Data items
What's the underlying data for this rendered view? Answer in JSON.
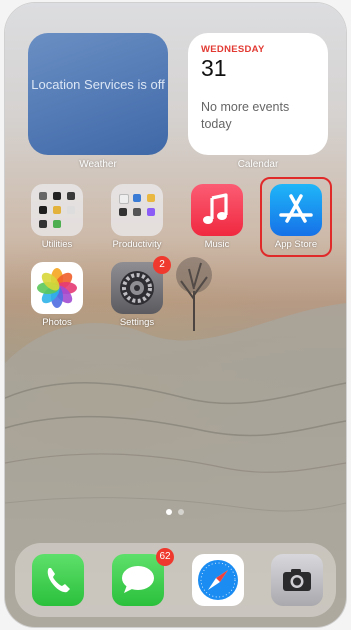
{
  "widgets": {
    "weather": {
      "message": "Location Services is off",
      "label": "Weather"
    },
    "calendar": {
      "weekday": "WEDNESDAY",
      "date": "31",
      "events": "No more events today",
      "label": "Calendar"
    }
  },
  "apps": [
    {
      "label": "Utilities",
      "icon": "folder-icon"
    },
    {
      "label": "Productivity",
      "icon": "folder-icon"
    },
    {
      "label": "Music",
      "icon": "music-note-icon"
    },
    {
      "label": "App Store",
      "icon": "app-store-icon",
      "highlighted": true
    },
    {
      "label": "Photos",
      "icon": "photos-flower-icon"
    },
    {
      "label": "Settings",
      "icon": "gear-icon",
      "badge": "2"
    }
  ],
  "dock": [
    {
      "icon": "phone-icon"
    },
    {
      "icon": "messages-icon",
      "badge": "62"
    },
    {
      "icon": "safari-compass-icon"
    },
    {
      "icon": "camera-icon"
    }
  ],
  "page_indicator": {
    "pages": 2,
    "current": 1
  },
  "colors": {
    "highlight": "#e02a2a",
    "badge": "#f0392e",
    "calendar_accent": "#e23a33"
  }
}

Given request: Reproduce every line above as written, skipping pictures.

Solution for this exercise:
What's the underlying data for this rendered view? Answer in JSON.
{
  "widgets": {
    "weather": {
      "message": "Location Services is off",
      "label": "Weather"
    },
    "calendar": {
      "weekday": "WEDNESDAY",
      "date": "31",
      "events": "No more events today",
      "label": "Calendar"
    }
  },
  "apps": [
    {
      "label": "Utilities",
      "icon": "folder-icon"
    },
    {
      "label": "Productivity",
      "icon": "folder-icon"
    },
    {
      "label": "Music",
      "icon": "music-note-icon"
    },
    {
      "label": "App Store",
      "icon": "app-store-icon",
      "highlighted": true
    },
    {
      "label": "Photos",
      "icon": "photos-flower-icon"
    },
    {
      "label": "Settings",
      "icon": "gear-icon",
      "badge": "2"
    }
  ],
  "dock": [
    {
      "icon": "phone-icon"
    },
    {
      "icon": "messages-icon",
      "badge": "62"
    },
    {
      "icon": "safari-compass-icon"
    },
    {
      "icon": "camera-icon"
    }
  ],
  "page_indicator": {
    "pages": 2,
    "current": 1
  },
  "colors": {
    "highlight": "#e02a2a",
    "badge": "#f0392e",
    "calendar_accent": "#e23a33"
  }
}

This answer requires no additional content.